[Records from a data source]
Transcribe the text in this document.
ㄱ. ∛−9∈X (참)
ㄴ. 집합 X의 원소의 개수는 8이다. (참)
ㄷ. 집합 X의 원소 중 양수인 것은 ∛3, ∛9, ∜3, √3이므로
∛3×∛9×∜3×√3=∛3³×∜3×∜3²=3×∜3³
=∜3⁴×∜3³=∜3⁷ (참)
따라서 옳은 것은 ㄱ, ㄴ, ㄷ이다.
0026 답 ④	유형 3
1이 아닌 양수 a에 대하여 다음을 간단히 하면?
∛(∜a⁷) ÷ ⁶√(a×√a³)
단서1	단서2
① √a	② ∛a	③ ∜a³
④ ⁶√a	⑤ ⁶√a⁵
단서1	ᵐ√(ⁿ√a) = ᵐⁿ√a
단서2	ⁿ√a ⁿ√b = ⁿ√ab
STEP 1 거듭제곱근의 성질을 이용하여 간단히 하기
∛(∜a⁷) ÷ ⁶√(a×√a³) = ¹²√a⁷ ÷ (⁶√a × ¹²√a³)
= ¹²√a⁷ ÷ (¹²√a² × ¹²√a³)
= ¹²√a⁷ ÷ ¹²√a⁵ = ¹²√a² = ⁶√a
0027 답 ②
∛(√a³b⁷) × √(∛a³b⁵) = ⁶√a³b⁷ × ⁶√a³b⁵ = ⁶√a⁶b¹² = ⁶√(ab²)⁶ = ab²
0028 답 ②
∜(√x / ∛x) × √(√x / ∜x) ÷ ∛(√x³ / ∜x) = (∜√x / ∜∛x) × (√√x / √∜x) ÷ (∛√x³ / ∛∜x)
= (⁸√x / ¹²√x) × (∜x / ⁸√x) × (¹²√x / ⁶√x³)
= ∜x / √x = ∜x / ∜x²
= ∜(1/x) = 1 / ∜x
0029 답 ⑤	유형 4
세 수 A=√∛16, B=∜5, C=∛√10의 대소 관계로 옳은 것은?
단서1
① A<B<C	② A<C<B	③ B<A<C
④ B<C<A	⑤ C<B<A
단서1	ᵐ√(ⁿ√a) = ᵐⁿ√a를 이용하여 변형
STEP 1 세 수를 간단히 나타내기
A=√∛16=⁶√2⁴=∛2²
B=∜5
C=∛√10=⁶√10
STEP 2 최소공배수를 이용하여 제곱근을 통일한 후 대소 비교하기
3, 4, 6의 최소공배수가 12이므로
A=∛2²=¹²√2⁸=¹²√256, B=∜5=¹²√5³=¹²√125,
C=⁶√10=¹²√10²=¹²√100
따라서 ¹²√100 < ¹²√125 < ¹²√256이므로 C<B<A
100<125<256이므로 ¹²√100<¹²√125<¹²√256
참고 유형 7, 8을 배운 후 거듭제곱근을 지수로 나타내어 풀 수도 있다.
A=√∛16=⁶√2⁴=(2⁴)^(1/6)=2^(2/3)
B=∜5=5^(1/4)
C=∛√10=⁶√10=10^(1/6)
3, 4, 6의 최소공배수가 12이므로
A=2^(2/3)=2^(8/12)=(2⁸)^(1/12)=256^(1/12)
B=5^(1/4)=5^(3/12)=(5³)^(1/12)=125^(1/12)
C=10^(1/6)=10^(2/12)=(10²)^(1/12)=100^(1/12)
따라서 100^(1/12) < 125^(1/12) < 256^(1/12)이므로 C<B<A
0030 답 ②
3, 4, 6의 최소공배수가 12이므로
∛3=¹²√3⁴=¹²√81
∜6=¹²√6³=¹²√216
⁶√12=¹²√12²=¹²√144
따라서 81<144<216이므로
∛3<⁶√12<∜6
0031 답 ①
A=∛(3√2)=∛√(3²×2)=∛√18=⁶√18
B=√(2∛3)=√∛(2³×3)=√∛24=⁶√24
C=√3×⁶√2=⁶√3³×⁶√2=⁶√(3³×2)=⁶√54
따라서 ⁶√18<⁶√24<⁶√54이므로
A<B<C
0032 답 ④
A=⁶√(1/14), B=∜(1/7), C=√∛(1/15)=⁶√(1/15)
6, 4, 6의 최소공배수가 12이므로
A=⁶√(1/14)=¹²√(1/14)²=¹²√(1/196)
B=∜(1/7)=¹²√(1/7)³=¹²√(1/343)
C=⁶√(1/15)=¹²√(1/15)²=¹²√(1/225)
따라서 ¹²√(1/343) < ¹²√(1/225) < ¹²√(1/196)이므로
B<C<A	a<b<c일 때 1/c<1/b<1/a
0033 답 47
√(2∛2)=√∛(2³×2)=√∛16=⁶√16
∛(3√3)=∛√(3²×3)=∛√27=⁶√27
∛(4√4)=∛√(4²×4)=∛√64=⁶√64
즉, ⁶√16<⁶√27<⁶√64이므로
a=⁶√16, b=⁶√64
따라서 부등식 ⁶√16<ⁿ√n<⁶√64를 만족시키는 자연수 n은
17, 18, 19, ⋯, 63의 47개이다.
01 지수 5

** WHAT THE TASK ASKS **
Write out the material from the first line to the last, exactly.

** EXERCISE RESPONSE **
Transcribe the text in this document.
ㄱ. ∛−9∈X (참)
ㄴ. 집합 X의 원소의 개수는 8이다. (참)
ㄷ. 집합 X의 원소 중 양수인 것은 ∛3, ∛9, ∜3, √3이므로
∛3×∛9×∜3×√3=∛3³×∜3×∜3²=3×∜3³
=∜3⁴×∜3³=∜3⁷ (참)
따라서 옳은 것은 ㄱ, ㄴ, ㄷ이다.
0026 답 ④	유형 3
1이 아닌 양수 a에 대하여 다음을 간단히 하면?
∛(∜a⁷) ÷ ⁶√(a×√a³)
단서1	단서2
① √a	② ∛a	③ ∜a³
④ ⁶√a	⑤ ⁶√a⁵
단서1	ᵐ√(ⁿ√a) = ᵐⁿ√a
단서2	ⁿ√a ⁿ√b = ⁿ√ab
STEP 1 거듭제곱근의 성질을 이용하여 간단히 하기
∛(∜a⁷) ÷ ⁶√(a×√a³) = ¹²√a⁷ ÷ (⁶√a × ¹²√a³)
= ¹²√a⁷ ÷ (¹²√a² × ¹²√a³)
= ¹²√a⁷ ÷ ¹²√a⁵ = ¹²√a² = ⁶√a
0027 답 ②
∛(√a³b⁷) × √(∛a³b⁵) = ⁶√a³b⁷ × ⁶√a³b⁵ = ⁶√a⁶b¹² = ⁶√(ab²)⁶ = ab²
0028 답 ②
∜(√x / ∛x) × √(√x / ∜x) ÷ ∛(√x³ / ∜x) = (∜√x / ∜∛x) × (√√x / √∜x) ÷ (∛√x³ / ∛∜x)
= (⁸√x / ¹²√x) × (∜x / ⁸√x) × (¹²√x / ⁶√x³)
= ∜x / √x = ∜x / ∜x²
= ∜(1/x) = 1 / ∜x
0029 답 ⑤	유형 4
세 수 A=√∛16, B=∜5, C=∛√10의 대소 관계로 옳은 것은?
단서1
① A<B<C	② A<C<B	③ B<A<C
④ B<C<A	⑤ C<B<A
단서1	ᵐ√(ⁿ√a) = ᵐⁿ√a를 이용하여 변형
STEP 1 세 수를 간단히 나타내기
A=√∛16=⁶√2⁴=∛2²
B=∜5
C=∛√10=⁶√10
STEP 2 최소공배수를 이용하여 제곱근을 통일한 후 대소 비교하기
3, 4, 6의 최소공배수가 12이므로
A=∛2²=¹²√2⁸=¹²√256, B=∜5=¹²√5³=¹²√125,
C=⁶√10=¹²√10²=¹²√100
따라서 ¹²√100 < ¹²√125 < ¹²√256이므로 C<B<A
100<125<256이므로 ¹²√100<¹²√125<¹²√256
참고 유형 7, 8을 배운 후 거듭제곱근을 지수로 나타내어 풀 수도 있다.
A=√∛16=⁶√2⁴=(2⁴)^(1/6)=2^(2/3)
B=∜5=5^(1/4)
C=∛√10=⁶√10=10^(1/6)
3, 4, 6의 최소공배수가 12이므로
A=2^(2/3)=2^(8/12)=(2⁸)^(1/12)=256^(1/12)
B=5^(1/4)=5^(3/12)=(5³)^(1/12)=125^(1/12)
C=10^(1/6)=10^(2/12)=(10²)^(1/12)=100^(1/12)
따라서 100^(1/12) < 125^(1/12) < 256^(1/12)이므로 C<B<A
0030 답 ②
3, 4, 6의 최소공배수가 12이므로
∛3=¹²√3⁴=¹²√81
∜6=¹²√6³=¹²√216
⁶√12=¹²√12²=¹²√144
따라서 81<144<216이므로
∛3<⁶√12<∜6
0031 답 ①
A=∛(3√2)=∛√(3²×2)=∛√18=⁶√18
B=√(2∛3)=√∛(2³×3)=√∛24=⁶√24
C=√3×⁶√2=⁶√3³×⁶√2=⁶√(3³×2)=⁶√54
따라서 ⁶√18<⁶√24<⁶√54이므로
A<B<C
0032 답 ④
A=⁶√(1/14), B=∜(1/7), C=√∛(1/15)=⁶√(1/15)
6, 4, 6의 최소공배수가 12이므로
A=⁶√(1/14)=¹²√(1/14)²=¹²√(1/196)
B=∜(1/7)=¹²√(1/7)³=¹²√(1/343)
C=⁶√(1/15)=¹²√(1/15)²=¹²√(1/225)
따라서 ¹²√(1/343) < ¹²√(1/225) < ¹²√(1/196)이므로
B<C<A	a<b<c일 때 1/c<1/b<1/a
0033 답 47
√(2∛2)=√∛(2³×2)=√∛16=⁶√16
∛(3√3)=∛√(3²×3)=∛√27=⁶√27
∛(4√4)=∛√(4²×4)=∛√64=⁶√64
즉, ⁶√16<⁶√27<⁶√64이므로
a=⁶√16, b=⁶√64
따라서 부등식 ⁶√16<ⁿ√n<⁶√64를 만족시키는 자연수 n은
17, 18, 19, ⋯, 63의 47개이다.
01 지수 5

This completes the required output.